## TASK TO COMPLETE
Please return all lines of the data below containing the string "error".

**** EXTRACTED DATA ****

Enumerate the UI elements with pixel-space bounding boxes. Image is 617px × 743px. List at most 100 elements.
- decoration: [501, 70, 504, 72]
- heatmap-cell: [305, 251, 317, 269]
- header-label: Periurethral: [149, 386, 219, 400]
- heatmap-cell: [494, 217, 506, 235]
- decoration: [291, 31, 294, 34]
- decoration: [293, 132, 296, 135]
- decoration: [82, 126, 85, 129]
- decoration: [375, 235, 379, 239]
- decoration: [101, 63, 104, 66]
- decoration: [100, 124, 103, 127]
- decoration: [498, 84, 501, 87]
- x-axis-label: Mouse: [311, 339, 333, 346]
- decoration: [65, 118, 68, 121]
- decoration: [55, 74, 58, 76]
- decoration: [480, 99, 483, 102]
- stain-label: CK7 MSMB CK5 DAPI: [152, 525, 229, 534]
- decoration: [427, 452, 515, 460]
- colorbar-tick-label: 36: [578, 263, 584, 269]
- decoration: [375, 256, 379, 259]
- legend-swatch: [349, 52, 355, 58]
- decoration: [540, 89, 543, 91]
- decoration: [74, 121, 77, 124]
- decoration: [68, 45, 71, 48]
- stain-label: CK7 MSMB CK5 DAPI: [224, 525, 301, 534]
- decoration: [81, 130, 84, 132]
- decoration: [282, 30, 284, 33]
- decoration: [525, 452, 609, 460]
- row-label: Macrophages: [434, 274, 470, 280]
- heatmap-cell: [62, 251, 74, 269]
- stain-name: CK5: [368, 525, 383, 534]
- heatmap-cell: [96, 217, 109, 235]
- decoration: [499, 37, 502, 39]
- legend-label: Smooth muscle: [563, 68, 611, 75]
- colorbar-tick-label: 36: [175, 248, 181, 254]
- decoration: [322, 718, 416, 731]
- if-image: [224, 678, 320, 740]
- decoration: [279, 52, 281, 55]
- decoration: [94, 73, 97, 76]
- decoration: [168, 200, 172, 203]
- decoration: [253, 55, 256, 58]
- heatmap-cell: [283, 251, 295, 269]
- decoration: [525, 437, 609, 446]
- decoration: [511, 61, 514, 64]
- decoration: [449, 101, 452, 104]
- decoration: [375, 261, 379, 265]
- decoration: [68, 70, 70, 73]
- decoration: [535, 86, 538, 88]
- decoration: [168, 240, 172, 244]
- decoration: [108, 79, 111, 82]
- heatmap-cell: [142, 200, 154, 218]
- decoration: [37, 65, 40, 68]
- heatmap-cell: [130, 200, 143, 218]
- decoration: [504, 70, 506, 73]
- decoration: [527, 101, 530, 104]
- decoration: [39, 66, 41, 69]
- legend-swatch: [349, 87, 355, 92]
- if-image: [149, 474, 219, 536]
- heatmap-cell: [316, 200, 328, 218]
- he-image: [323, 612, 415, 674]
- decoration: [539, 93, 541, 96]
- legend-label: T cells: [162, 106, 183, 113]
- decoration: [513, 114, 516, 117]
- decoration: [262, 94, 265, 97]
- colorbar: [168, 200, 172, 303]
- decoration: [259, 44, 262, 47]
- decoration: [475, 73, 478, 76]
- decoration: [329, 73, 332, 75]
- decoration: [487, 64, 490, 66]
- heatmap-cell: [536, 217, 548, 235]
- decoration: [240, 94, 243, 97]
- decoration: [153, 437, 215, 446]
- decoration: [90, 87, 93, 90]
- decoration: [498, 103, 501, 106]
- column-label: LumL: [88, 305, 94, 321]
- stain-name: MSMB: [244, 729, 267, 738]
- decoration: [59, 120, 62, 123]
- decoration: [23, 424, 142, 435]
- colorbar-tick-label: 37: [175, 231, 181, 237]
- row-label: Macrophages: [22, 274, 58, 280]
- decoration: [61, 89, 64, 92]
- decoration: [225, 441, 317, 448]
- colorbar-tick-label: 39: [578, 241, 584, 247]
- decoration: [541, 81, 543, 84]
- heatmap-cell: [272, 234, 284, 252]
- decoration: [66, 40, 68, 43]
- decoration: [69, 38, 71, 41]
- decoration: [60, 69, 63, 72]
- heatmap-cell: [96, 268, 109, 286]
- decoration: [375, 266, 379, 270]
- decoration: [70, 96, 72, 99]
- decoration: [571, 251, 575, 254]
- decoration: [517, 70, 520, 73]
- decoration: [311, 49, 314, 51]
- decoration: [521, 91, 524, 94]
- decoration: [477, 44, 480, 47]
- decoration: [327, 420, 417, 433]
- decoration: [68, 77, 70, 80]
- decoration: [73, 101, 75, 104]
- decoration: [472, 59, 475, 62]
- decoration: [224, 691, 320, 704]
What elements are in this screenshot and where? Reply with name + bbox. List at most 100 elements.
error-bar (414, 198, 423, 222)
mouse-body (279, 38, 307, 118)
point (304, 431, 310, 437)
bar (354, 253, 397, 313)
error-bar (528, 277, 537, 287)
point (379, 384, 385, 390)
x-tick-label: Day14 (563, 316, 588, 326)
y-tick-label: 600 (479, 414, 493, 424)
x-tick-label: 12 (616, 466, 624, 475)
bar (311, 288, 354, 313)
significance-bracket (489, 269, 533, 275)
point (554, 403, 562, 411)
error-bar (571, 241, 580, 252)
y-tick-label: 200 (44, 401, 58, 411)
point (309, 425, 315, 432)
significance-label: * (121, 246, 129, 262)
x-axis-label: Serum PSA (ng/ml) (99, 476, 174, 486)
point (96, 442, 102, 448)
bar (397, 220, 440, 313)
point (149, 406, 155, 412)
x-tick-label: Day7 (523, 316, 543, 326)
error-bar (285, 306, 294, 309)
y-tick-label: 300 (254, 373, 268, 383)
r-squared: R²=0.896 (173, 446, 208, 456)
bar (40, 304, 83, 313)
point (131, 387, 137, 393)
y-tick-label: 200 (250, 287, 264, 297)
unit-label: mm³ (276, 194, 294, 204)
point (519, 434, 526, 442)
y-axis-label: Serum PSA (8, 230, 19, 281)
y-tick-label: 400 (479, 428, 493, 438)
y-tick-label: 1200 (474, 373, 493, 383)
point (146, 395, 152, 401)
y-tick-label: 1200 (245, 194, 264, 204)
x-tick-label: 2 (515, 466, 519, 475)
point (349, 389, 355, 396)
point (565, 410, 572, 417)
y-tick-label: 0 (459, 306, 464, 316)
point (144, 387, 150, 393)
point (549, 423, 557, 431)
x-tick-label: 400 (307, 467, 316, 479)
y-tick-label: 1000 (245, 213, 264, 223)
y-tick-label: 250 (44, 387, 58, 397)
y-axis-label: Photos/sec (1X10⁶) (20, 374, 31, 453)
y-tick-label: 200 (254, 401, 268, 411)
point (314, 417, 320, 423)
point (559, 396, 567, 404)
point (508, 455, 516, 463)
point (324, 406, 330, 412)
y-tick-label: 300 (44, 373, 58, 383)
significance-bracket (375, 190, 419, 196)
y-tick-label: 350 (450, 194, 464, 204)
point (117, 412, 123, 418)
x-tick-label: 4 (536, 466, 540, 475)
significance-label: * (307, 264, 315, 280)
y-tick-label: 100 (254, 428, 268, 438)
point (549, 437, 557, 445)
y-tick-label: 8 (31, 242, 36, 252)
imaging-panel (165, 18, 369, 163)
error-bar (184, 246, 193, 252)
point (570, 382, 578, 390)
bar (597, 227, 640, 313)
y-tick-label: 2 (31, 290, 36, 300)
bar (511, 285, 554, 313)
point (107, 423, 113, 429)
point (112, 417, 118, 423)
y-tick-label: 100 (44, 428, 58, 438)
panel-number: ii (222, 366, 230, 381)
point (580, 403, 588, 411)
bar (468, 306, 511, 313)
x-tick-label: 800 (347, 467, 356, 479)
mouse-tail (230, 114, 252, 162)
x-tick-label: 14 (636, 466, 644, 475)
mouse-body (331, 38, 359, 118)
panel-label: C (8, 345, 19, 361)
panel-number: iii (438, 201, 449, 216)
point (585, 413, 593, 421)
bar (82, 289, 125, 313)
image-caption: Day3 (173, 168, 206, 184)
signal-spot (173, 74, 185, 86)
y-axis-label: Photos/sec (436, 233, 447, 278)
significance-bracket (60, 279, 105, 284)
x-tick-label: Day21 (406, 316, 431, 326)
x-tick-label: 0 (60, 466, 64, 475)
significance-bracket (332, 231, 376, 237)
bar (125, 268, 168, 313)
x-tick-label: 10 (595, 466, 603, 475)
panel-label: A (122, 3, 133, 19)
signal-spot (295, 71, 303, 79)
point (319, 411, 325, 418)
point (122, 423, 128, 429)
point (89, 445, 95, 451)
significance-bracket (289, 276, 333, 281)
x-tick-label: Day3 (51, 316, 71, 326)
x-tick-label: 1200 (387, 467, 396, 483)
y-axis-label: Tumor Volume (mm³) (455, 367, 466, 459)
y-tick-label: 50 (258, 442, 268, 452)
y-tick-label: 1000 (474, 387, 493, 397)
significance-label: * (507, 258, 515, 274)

****

## RESULT BELOW
error-bar (414, 198, 423, 222)
error-bar (528, 277, 537, 287)
error-bar (571, 241, 580, 252)
error-bar (285, 306, 294, 309)
error-bar (184, 246, 193, 252)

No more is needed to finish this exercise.